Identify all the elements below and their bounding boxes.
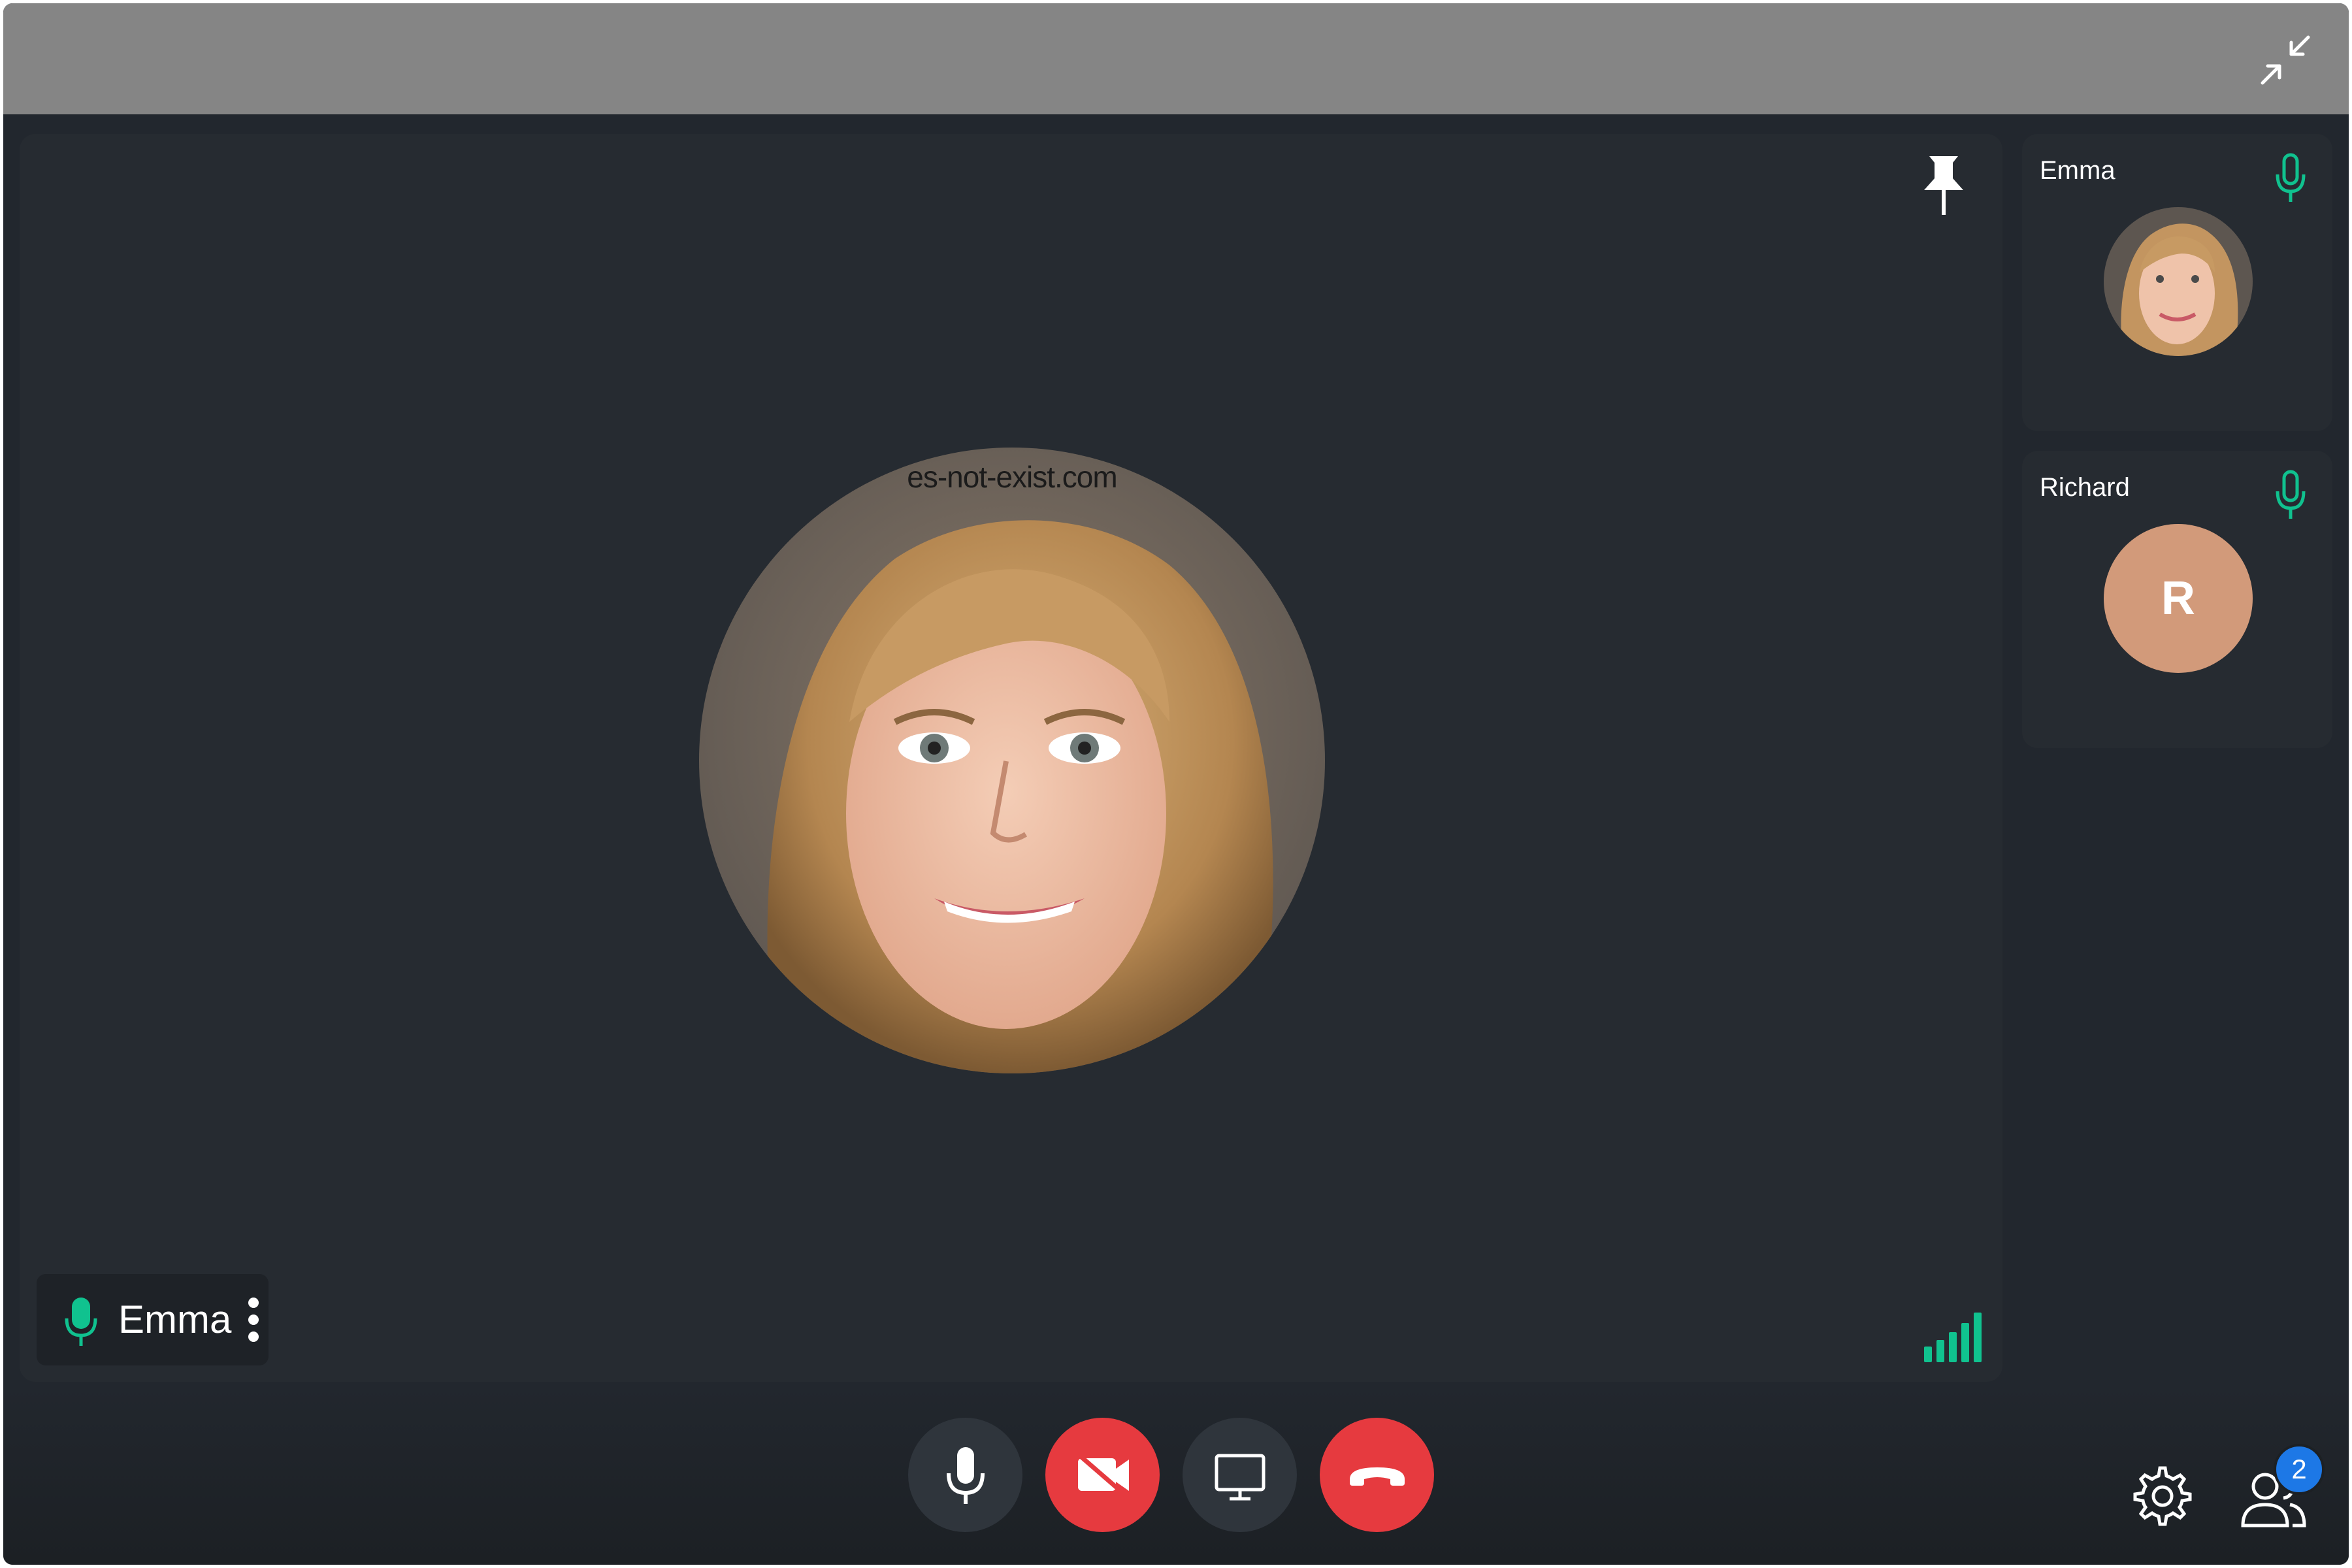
mute-microphone-button[interactable] [908, 1418, 1022, 1532]
share-screen-button[interactable] [1183, 1418, 1297, 1532]
microphone-icon [65, 1298, 97, 1346]
toggle-camera-button[interactable] [1045, 1418, 1160, 1532]
title-bar [3, 3, 2349, 114]
end-call-button[interactable] [1320, 1418, 1434, 1532]
speaker-name: Emma [118, 1298, 232, 1341]
hang-up-icon [1350, 1467, 1405, 1486]
avatar [2104, 207, 2253, 356]
gear-icon [2133, 1466, 2192, 1526]
microphone-icon [2276, 470, 2306, 519]
participant-name: Richard [2040, 473, 2130, 502]
participant-count-badge: 2 [2274, 1444, 2325, 1495]
more-vertical-icon[interactable] [246, 1294, 261, 1346]
participant-card-richard[interactable]: Richard R [2022, 451, 2332, 748]
call-controls-bar [3, 1385, 2349, 1565]
avatar-initial: R [2104, 524, 2253, 673]
minimize-button[interactable] [2259, 33, 2312, 87]
signal-strength-icon [1924, 1313, 1982, 1362]
participant-name: Emma [2040, 156, 2115, 185]
watermark-text: es-not-exist.com [907, 460, 1117, 494]
settings-button[interactable] [2130, 1463, 2195, 1529]
minimize-arrows-icon [2261, 35, 2310, 85]
microphone-icon [2276, 153, 2306, 202]
video-call-window: es-not-exist.com Emma Emma Richard R 2 [3, 3, 2349, 1565]
screen-share-icon [1215, 1454, 1266, 1501]
camera-off-icon [1078, 1455, 1129, 1497]
speaker-name-tag: Emma [37, 1274, 269, 1365]
main-video-stage: es-not-exist.com Emma [20, 134, 2002, 1382]
participant-card-emma[interactable]: Emma [2022, 134, 2332, 431]
speaker-avatar: es-not-exist.com [699, 448, 1325, 1073]
pin-icon[interactable] [1918, 154, 1970, 216]
microphone-icon [947, 1447, 985, 1504]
********
● **Given task**
Reproduce all of the lines above verbatim, omitting the pictures.

● **Full response**
Identify all the elements below and their bounding boxes.
mute-microphone-button[interactable] [908, 1418, 1022, 1532]
share-screen-button[interactable] [1183, 1418, 1297, 1532]
microphone-icon [65, 1298, 97, 1346]
toggle-camera-button[interactable] [1045, 1418, 1160, 1532]
title-bar [3, 3, 2349, 114]
end-call-button[interactable] [1320, 1418, 1434, 1532]
speaker-name: Emma [118, 1298, 232, 1341]
hang-up-icon [1350, 1467, 1405, 1486]
avatar [2104, 207, 2253, 356]
gear-icon [2133, 1466, 2192, 1526]
microphone-icon [2276, 470, 2306, 519]
participant-name: Richard [2040, 473, 2130, 502]
participant-count-badge: 2 [2274, 1444, 2325, 1495]
more-vertical-icon[interactable] [246, 1294, 261, 1346]
participant-card-richard[interactable]: Richard R [2022, 451, 2332, 748]
call-controls-bar [3, 1385, 2349, 1565]
avatar-initial: R [2104, 524, 2253, 673]
minimize-button[interactable] [2259, 33, 2312, 87]
signal-strength-icon [1924, 1313, 1982, 1362]
participant-name: Emma [2040, 156, 2115, 185]
watermark-text: es-not-exist.com [907, 460, 1117, 494]
settings-button[interactable] [2130, 1463, 2195, 1529]
minimize-arrows-icon [2261, 35, 2310, 85]
microphone-icon [2276, 153, 2306, 202]
video-call-window: es-not-exist.com Emma Emma Richard R 2 [3, 3, 2349, 1565]
screen-share-icon [1215, 1454, 1266, 1501]
camera-off-icon [1078, 1455, 1129, 1497]
speaker-name-tag: Emma [37, 1274, 269, 1365]
main-video-stage: es-not-exist.com Emma [20, 134, 2002, 1382]
participant-card-emma[interactable]: Emma [2022, 134, 2332, 431]
speaker-avatar: es-not-exist.com [699, 448, 1325, 1073]
pin-icon[interactable] [1918, 154, 1970, 216]
microphone-icon [947, 1447, 985, 1504]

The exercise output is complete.